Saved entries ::

━━━━━━

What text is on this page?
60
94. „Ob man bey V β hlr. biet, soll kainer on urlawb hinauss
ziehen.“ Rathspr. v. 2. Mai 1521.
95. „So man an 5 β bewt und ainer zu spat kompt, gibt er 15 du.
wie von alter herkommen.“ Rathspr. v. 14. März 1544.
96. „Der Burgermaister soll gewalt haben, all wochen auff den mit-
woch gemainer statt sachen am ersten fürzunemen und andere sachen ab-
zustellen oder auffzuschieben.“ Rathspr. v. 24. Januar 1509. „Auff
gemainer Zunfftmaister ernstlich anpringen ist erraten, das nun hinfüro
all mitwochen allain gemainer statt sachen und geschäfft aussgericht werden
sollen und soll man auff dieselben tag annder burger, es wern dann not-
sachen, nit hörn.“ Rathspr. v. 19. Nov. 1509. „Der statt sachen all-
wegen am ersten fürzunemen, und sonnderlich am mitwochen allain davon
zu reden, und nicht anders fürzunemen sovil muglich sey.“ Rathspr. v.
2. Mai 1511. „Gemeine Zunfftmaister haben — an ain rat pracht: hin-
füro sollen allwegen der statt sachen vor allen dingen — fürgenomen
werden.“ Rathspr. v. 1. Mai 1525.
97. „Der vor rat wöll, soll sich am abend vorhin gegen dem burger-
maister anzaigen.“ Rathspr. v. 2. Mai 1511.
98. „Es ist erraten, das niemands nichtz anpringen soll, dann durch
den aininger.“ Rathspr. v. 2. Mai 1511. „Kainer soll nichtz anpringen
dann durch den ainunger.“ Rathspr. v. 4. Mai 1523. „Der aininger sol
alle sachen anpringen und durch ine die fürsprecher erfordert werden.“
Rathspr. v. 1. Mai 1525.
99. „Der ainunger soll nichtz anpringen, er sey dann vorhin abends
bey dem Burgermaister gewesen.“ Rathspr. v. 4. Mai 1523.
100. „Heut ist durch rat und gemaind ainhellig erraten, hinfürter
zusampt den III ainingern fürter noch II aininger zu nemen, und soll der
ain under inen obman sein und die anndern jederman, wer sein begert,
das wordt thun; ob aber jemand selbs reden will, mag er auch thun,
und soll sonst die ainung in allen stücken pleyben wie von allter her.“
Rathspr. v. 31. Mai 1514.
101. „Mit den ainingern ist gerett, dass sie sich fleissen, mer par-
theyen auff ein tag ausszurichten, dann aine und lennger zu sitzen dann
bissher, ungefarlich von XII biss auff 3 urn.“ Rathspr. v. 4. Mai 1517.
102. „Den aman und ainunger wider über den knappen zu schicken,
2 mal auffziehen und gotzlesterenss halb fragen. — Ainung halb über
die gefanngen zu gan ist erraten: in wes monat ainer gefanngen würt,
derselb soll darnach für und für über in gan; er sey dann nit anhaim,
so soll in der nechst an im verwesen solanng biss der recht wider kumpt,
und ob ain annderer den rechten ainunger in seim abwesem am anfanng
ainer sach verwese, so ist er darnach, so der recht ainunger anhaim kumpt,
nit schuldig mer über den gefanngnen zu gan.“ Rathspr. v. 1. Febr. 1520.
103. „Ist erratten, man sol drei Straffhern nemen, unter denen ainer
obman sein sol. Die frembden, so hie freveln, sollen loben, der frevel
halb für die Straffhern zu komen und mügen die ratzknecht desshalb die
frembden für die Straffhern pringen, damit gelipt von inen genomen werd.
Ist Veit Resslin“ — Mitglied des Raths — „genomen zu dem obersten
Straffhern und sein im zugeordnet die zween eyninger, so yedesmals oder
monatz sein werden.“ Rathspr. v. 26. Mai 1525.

━━━━━━

PROBLEM DETAILS :: Set the entries above down again, each one exactly as written.

PROBLEM SOLUTION ::
What text is on this page?
60
94. „Ob man bey V β hlr. biet, soll kainer on urlawb hinauss
ziehen.“ Rathspr. v. 2. Mai 1521.
95. „So man an 5 β bewt und ainer zu spat kompt, gibt er 15 du.
wie von alter herkommen.“ Rathspr. v. 14. März 1544.
96. „Der Burgermaister soll gewalt haben, all wochen auff den mit-
woch gemainer statt sachen am ersten fürzunemen und andere sachen ab-
zustellen oder auffzuschieben.“ Rathspr. v. 24. Januar 1509. „Auff
gemainer Zunfftmaister ernstlich anpringen ist erraten, das nun hinfüro
all mitwochen allain gemainer statt sachen und geschäfft aussgericht werden
sollen und soll man auff dieselben tag annder burger, es wern dann not-
sachen, nit hörn.“ Rathspr. v. 19. Nov. 1509. „Der statt sachen all-
wegen am ersten fürzunemen, und sonnderlich am mitwochen allain davon
zu reden, und nicht anders fürzunemen sovil muglich sey.“ Rathspr. v.
2. Mai 1511. „Gemeine Zunfftmaister haben — an ain rat pracht: hin-
füro sollen allwegen der statt sachen vor allen dingen — fürgenomen
werden.“ Rathspr. v. 1. Mai 1525.
97. „Der vor rat wöll, soll sich am abend vorhin gegen dem burger-
maister anzaigen.“ Rathspr. v. 2. Mai 1511.
98. „Es ist erraten, das niemands nichtz anpringen soll, dann durch
den aininger.“ Rathspr. v. 2. Mai 1511. „Kainer soll nichtz anpringen
dann durch den ainunger.“ Rathspr. v. 4. Mai 1523. „Der aininger sol
alle sachen anpringen und durch ine die fürsprecher erfordert werden.“
Rathspr. v. 1. Mai 1525.
99. „Der ainunger soll nichtz anpringen, er sey dann vorhin abends
bey dem Burgermaister gewesen.“ Rathspr. v. 4. Mai 1523.
100. „Heut ist durch rat und gemaind ainhellig erraten, hinfürter
zusampt den III ainingern fürter noch II aininger zu nemen, und soll der
ain under inen obman sein und die anndern jederman, wer sein begert,
das wordt thun; ob aber jemand selbs reden will, mag er auch thun,
und soll sonst die ainung in allen stücken pleyben wie von allter her.“
Rathspr. v. 31. Mai 1514.
101. „Mit den ainingern ist gerett, dass sie sich fleissen, mer par-
theyen auff ein tag ausszurichten, dann aine und lennger zu sitzen dann
bissher, ungefarlich von XII biss auff 3 urn.“ Rathspr. v. 4. Mai 1517.
102. „Den aman und ainunger wider über den knappen zu schicken,
2 mal auffziehen und gotzlesterenss halb fragen. — Ainung halb über
die gefanngen zu gan ist erraten: in wes monat ainer gefanngen würt,
derselb soll darnach für und für über in gan; er sey dann nit anhaim,
so soll in der nechst an im verwesen solanng biss der recht wider kumpt,
und ob ain annderer den rechten ainunger in seim abwesem am anfanng
ainer sach verwese, so ist er darnach, so der recht ainunger anhaim kumpt,
nit schuldig mer über den gefanngnen zu gan.“ Rathspr. v. 1. Febr. 1520.
103. „Ist erratten, man sol drei Straffhern nemen, unter denen ainer
obman sein sol. Die frembden, so hie freveln, sollen loben, der frevel
halb für die Straffhern zu komen und mügen die ratzknecht desshalb die
frembden für die Straffhern pringen, damit gelipt von inen genomen werd.
Ist Veit Resslin“ — Mitglied des Raths — „genomen zu dem obersten
Straffhern und sein im zugeordnet die zween eyninger, so yedesmals oder
monatz sein werden.“ Rathspr. v. 26. Mai 1525.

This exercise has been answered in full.